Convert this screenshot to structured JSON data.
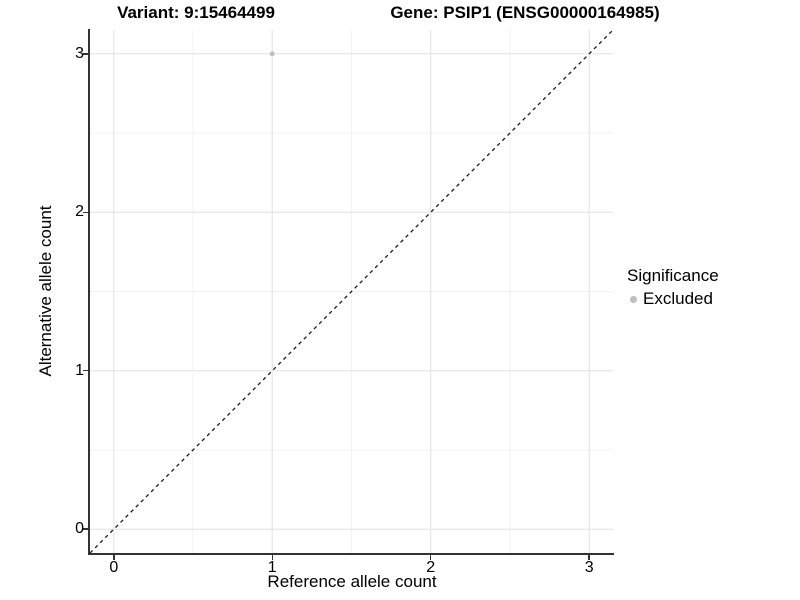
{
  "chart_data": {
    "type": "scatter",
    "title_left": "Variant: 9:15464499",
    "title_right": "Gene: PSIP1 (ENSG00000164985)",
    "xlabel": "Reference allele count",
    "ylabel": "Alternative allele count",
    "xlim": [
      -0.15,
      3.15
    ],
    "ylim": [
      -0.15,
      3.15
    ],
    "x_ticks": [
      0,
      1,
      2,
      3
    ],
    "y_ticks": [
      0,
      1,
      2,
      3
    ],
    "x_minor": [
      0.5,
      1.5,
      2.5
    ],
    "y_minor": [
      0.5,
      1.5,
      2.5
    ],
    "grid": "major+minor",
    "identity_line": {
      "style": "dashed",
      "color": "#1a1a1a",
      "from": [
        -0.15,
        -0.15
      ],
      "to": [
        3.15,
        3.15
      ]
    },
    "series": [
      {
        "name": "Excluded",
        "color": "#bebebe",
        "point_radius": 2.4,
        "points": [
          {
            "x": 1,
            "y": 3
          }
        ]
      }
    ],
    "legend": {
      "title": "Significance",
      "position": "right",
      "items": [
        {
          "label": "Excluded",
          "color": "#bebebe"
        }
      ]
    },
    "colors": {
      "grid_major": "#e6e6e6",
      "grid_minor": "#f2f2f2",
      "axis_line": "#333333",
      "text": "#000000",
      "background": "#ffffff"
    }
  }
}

+++

**Directions:**
Exclude the images and reproduce the remaining data exactly.

**Worked solution:**
Convert this screenshot to structured JSON data.
{
  "chart_data": {
    "type": "scatter",
    "title_left": "Variant: 9:15464499",
    "title_right": "Gene: PSIP1 (ENSG00000164985)",
    "xlabel": "Reference allele count",
    "ylabel": "Alternative allele count",
    "xlim": [
      -0.15,
      3.15
    ],
    "ylim": [
      -0.15,
      3.15
    ],
    "x_ticks": [
      0,
      1,
      2,
      3
    ],
    "y_ticks": [
      0,
      1,
      2,
      3
    ],
    "x_minor": [
      0.5,
      1.5,
      2.5
    ],
    "y_minor": [
      0.5,
      1.5,
      2.5
    ],
    "grid": "major+minor",
    "identity_line": {
      "style": "dashed",
      "color": "#1a1a1a",
      "from": [
        -0.15,
        -0.15
      ],
      "to": [
        3.15,
        3.15
      ]
    },
    "series": [
      {
        "name": "Excluded",
        "color": "#bebebe",
        "point_radius": 2.4,
        "points": [
          {
            "x": 1,
            "y": 3
          }
        ]
      }
    ],
    "legend": {
      "title": "Significance",
      "position": "right",
      "items": [
        {
          "label": "Excluded",
          "color": "#bebebe"
        }
      ]
    },
    "colors": {
      "grid_major": "#e6e6e6",
      "grid_minor": "#f2f2f2",
      "axis_line": "#333333",
      "text": "#000000",
      "background": "#ffffff"
    }
  }
}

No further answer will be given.